Stated goal: Can you give back, unchanged, the lines starting at the one containing "data-point <box>159 124 161 125</box>" and ending at the one containing "data-point <box>112 103 114 104</box>", both included?

[start of Task material]

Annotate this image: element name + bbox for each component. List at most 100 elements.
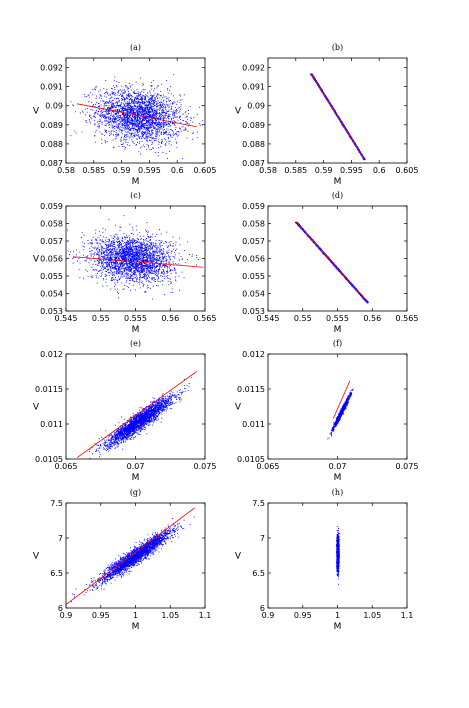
data-point <box>159 124 161 125</box>
data-point <box>97 260 99 261</box>
data-point <box>112 241 114 243</box>
data-point <box>119 116 121 118</box>
x-tick-label: 0.58 <box>259 166 277 175</box>
data-point <box>172 102 174 104</box>
data-point <box>139 279 141 281</box>
y-tick-label: 0.092 <box>40 64 63 73</box>
data-point <box>122 120 124 122</box>
data-point <box>136 122 138 124</box>
data-point <box>175 133 176 134</box>
data-point <box>141 125 143 127</box>
data-point <box>158 126 160 128</box>
data-point <box>140 254 142 256</box>
data-point <box>142 244 144 246</box>
data-point <box>104 110 106 112</box>
data-point <box>115 120 117 122</box>
data-point <box>107 102 109 104</box>
data-point <box>163 103 165 105</box>
data-point <box>198 106 200 108</box>
y-tick-label: 0.087 <box>40 159 63 168</box>
data-point <box>148 100 150 102</box>
data-point <box>111 266 113 268</box>
data-point <box>187 118 189 120</box>
data-point <box>114 107 116 109</box>
data-point <box>134 114 135 116</box>
data-point <box>169 113 171 115</box>
data-point <box>157 134 159 136</box>
data-point <box>122 119 123 120</box>
data-point <box>121 96 123 98</box>
data-point <box>151 104 153 106</box>
data-point <box>128 107 130 109</box>
data-point <box>158 85 159 87</box>
data-point <box>116 271 118 273</box>
data-point <box>131 112 133 114</box>
data-point <box>130 277 132 279</box>
data-point <box>157 126 159 128</box>
data-point <box>106 275 108 277</box>
data-point <box>74 111 76 113</box>
data-point <box>152 80 154 82</box>
data-point <box>168 143 170 145</box>
data-point <box>137 122 139 124</box>
data-point <box>157 255 159 257</box>
data-point <box>96 125 98 127</box>
data-point <box>140 244 142 246</box>
data-point <box>147 116 149 118</box>
data-point <box>98 127 100 129</box>
data-point <box>112 103 114 104</box>
data-point <box>154 118 156 120</box>
data-point <box>142 130 143 132</box>
data-point <box>118 90 119 92</box>
data-point <box>152 130 153 131</box>
data-point <box>152 127 154 129</box>
data-point <box>177 130 179 132</box>
data-point <box>116 269 117 271</box>
data-point <box>149 126 150 128</box>
data-point <box>123 265 125 266</box>
data-point <box>149 118 151 120</box>
data-point <box>79 277 81 279</box>
data-point <box>162 253 164 255</box>
data-point <box>134 242 135 244</box>
data-point <box>164 105 166 107</box>
data-point <box>165 107 167 109</box>
data-point <box>161 122 163 124</box>
data-point <box>155 133 157 135</box>
data-point <box>318 85 320 87</box>
y-tick-label: 0.09 <box>247 102 265 111</box>
data-point <box>96 259 98 261</box>
data-point <box>168 255 170 257</box>
data-point <box>111 112 112 114</box>
data-point <box>143 91 145 93</box>
data-point <box>152 148 154 149</box>
data-point <box>129 124 131 125</box>
data-point <box>121 124 123 126</box>
data-point <box>139 250 141 252</box>
data-point <box>101 110 103 112</box>
data-point <box>123 115 125 117</box>
data-point <box>100 248 102 250</box>
data-point <box>147 118 149 119</box>
data-point <box>168 254 169 256</box>
data-point <box>94 135 96 136</box>
data-point <box>112 126 114 128</box>
data-point <box>114 257 116 259</box>
data-point <box>153 104 155 105</box>
data-point <box>161 245 163 247</box>
data-point <box>173 74 175 76</box>
data-point <box>170 129 172 131</box>
data-point <box>113 92 115 94</box>
data-point <box>94 124 96 126</box>
data-point <box>135 119 137 121</box>
data-point <box>161 107 163 109</box>
data-point <box>107 265 109 267</box>
data-point <box>137 131 139 133</box>
data-point <box>147 130 149 132</box>
data-point <box>151 97 153 99</box>
data-point <box>140 269 142 271</box>
data-point <box>150 124 152 126</box>
data-point <box>159 118 161 120</box>
data-point <box>130 119 132 121</box>
data-point <box>150 115 151 117</box>
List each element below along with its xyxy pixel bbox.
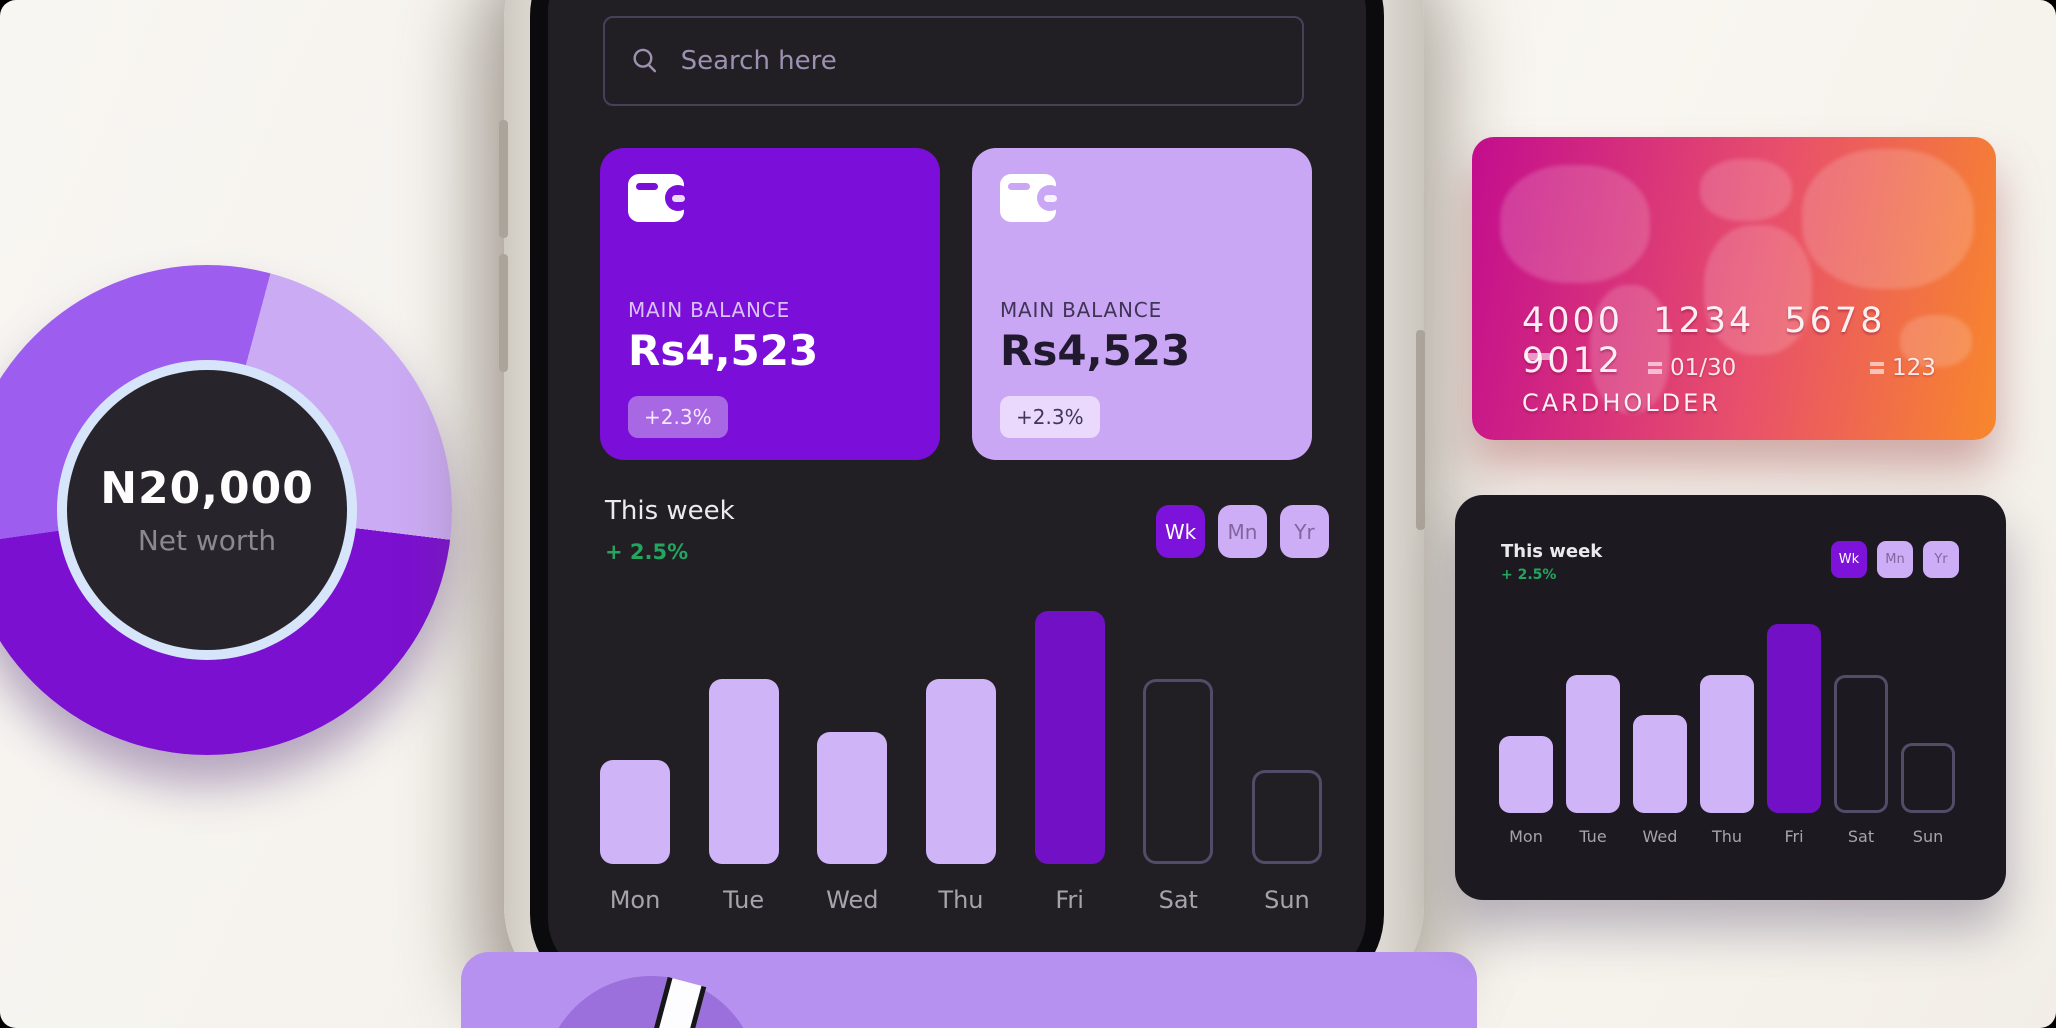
bar-label: Mon: [609, 886, 661, 914]
bottom-banner: [461, 952, 1477, 1028]
bar-column: Fri: [1767, 624, 1821, 846]
bar-column: Wed: [1633, 715, 1687, 846]
weekly-bar-chart: Mon Tue Wed Thu Fri Sat Sun: [600, 611, 1322, 914]
balance-label: MAIN BALANCE: [628, 298, 791, 322]
period-toggle-group: Wk Mn Yr: [1156, 505, 1329, 558]
widget-toggle-week[interactable]: Wk: [1831, 541, 1867, 578]
bar-label: Thu: [938, 886, 984, 914]
power-button: [1416, 330, 1425, 530]
bar-label: Wed: [1642, 827, 1678, 846]
main-balance-card-secondary[interactable]: MAIN BALANCE Rs4,523 +2.3%: [972, 148, 1312, 460]
card-micro-number-mark: [1524, 353, 1552, 360]
widget-title: This week: [1501, 541, 1603, 562]
bar-column: Fri: [1034, 611, 1105, 914]
toggle-year[interactable]: Yr: [1280, 505, 1329, 558]
bar-column: Sun: [1252, 770, 1322, 914]
card-expiry: 01/30: [1670, 355, 1737, 381]
bar-wed: [817, 732, 888, 864]
search-bar[interactable]: [603, 16, 1304, 106]
card-cvv: 123: [1892, 355, 1936, 381]
bar-column: Wed: [817, 732, 888, 914]
bar-label: Mon: [1509, 827, 1543, 846]
card-number: 4000 1234 5678 9012: [1522, 301, 1886, 381]
widget-toggle-month[interactable]: Mn: [1877, 541, 1913, 578]
bar-column: Thu: [1700, 675, 1754, 846]
widget-change-percent: + 2.5%: [1501, 567, 1557, 583]
wallet-icon: [1000, 174, 1063, 222]
bar-label: Sat: [1847, 827, 1875, 846]
bar-label: Sat: [1158, 886, 1198, 914]
donut-hole: N20,000 Net worth: [57, 360, 357, 660]
bar-column: Thu: [925, 679, 996, 914]
week-section-title: This week: [605, 496, 735, 526]
bar-label: Sun: [1912, 827, 1944, 846]
bar-thu: [925, 679, 996, 864]
bar-label: Sun: [1264, 886, 1310, 914]
world-map-decoration: [1590, 285, 1670, 413]
week-change-percent: + 2.5%: [605, 540, 689, 564]
net-worth-donut-chart: N20,000 Net worth: [0, 265, 452, 755]
bar-column: Tue: [708, 679, 779, 914]
bar-tue: [708, 679, 779, 864]
bar-fri: [1767, 624, 1821, 813]
bar-label: Tue: [1579, 827, 1607, 846]
bar-mon: [1499, 736, 1553, 813]
bar-mon: [600, 760, 670, 864]
main-balance-card-primary[interactable]: MAIN BALANCE Rs4,523 +2.3%: [600, 148, 940, 460]
bar-label: Tue: [723, 886, 765, 914]
net-worth-value: N20,000: [100, 463, 314, 514]
balance-change-badge: +2.3%: [628, 396, 728, 438]
bar-column: Sat: [1143, 679, 1213, 914]
bar-column: Sun: [1901, 743, 1955, 846]
valid-thru-mark: [1648, 362, 1662, 374]
bar-column: Mon: [600, 760, 670, 914]
bar-wed: [1633, 715, 1687, 813]
balance-change-badge: +2.3%: [1000, 396, 1100, 438]
balance-label: MAIN BALANCE: [1000, 298, 1163, 322]
donut-center: N20,000 Net worth: [67, 370, 347, 650]
wallet-icon: [628, 174, 691, 222]
bar-label: Thu: [1711, 827, 1743, 846]
bar-column: Sat: [1834, 675, 1888, 846]
bar-tue: [1566, 675, 1620, 813]
bar-label: Fri: [1784, 827, 1804, 846]
toggle-month[interactable]: Mn: [1218, 505, 1267, 558]
widget-weekly-bar-chart: Mon Tue Wed Thu Fri Sat Sun: [1499, 623, 1955, 846]
volume-down-button: [499, 254, 508, 372]
banner-logo-circle: [543, 976, 759, 1028]
balance-amount: Rs4,523: [1000, 326, 1191, 375]
search-icon: [633, 48, 657, 73]
cvv-mark: [1870, 362, 1884, 374]
world-map-decoration: [1900, 315, 1972, 367]
card-expiry-row: 01/30: [1648, 355, 1736, 381]
net-worth-label: Net worth: [137, 524, 277, 557]
world-map-decoration: [1704, 225, 1812, 355]
bar-fri: [1034, 611, 1105, 864]
world-map-decoration: [1500, 165, 1650, 283]
world-map-decoration: [1802, 149, 1974, 289]
search-input[interactable]: [678, 45, 1276, 77]
toggle-week[interactable]: Wk: [1156, 505, 1205, 558]
bar-sun: [1252, 770, 1322, 864]
bar-sat: [1834, 675, 1888, 813]
bar-thu: [1700, 675, 1754, 813]
widget-period-toggle-group: Wk Mn Yr: [1831, 541, 1959, 578]
bar-sun: [1901, 743, 1955, 813]
widget-toggle-year[interactable]: Yr: [1923, 541, 1959, 578]
bar-column: Mon: [1499, 736, 1553, 846]
bar-sat: [1143, 679, 1213, 864]
balance-amount: Rs4,523: [628, 326, 819, 375]
bar-label: Wed: [826, 886, 879, 914]
bar-label: Fri: [1055, 886, 1084, 914]
world-map-decoration: [1700, 159, 1792, 221]
card-cvv-row: 123: [1870, 355, 1936, 381]
bar-column: Tue: [1566, 675, 1620, 846]
card-holder-name: CARDHOLDER: [1522, 389, 1721, 417]
volume-up-button: [499, 120, 508, 238]
credit-card[interactable]: 4000 1234 5678 9012 01/30 123 CARDHOLDER: [1472, 137, 1996, 440]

[end of Task material]

Reply:
data-point <box>159 124 161 125</box>
data-point <box>97 260 99 261</box>
data-point <box>112 241 114 243</box>
data-point <box>119 116 121 118</box>
x-tick-label: 0.58 <box>259 166 277 175</box>
data-point <box>172 102 174 104</box>
data-point <box>139 279 141 281</box>
y-tick-label: 0.092 <box>40 64 63 73</box>
data-point <box>122 120 124 122</box>
data-point <box>136 122 138 124</box>
data-point <box>175 133 176 134</box>
data-point <box>141 125 143 127</box>
data-point <box>158 126 160 128</box>
data-point <box>140 254 142 256</box>
data-point <box>142 244 144 246</box>
data-point <box>104 110 106 112</box>
data-point <box>115 120 117 122</box>
data-point <box>107 102 109 104</box>
data-point <box>163 103 165 105</box>
data-point <box>198 106 200 108</box>
y-tick-label: 0.087 <box>40 159 63 168</box>
data-point <box>148 100 150 102</box>
data-point <box>111 266 113 268</box>
data-point <box>187 118 189 120</box>
data-point <box>114 107 116 109</box>
data-point <box>134 114 135 116</box>
data-point <box>169 113 171 115</box>
data-point <box>157 134 159 136</box>
data-point <box>122 119 123 120</box>
data-point <box>121 96 123 98</box>
data-point <box>151 104 153 106</box>
data-point <box>128 107 130 109</box>
data-point <box>158 85 159 87</box>
data-point <box>116 271 118 273</box>
data-point <box>131 112 133 114</box>
data-point <box>130 277 132 279</box>
data-point <box>157 126 159 128</box>
data-point <box>106 275 108 277</box>
data-point <box>74 111 76 113</box>
data-point <box>152 80 154 82</box>
data-point <box>168 143 170 145</box>
data-point <box>137 122 139 124</box>
data-point <box>157 255 159 257</box>
data-point <box>96 125 98 127</box>
data-point <box>140 244 142 246</box>
data-point <box>147 116 149 118</box>
data-point <box>98 127 100 129</box>
data-point <box>112 103 114 104</box>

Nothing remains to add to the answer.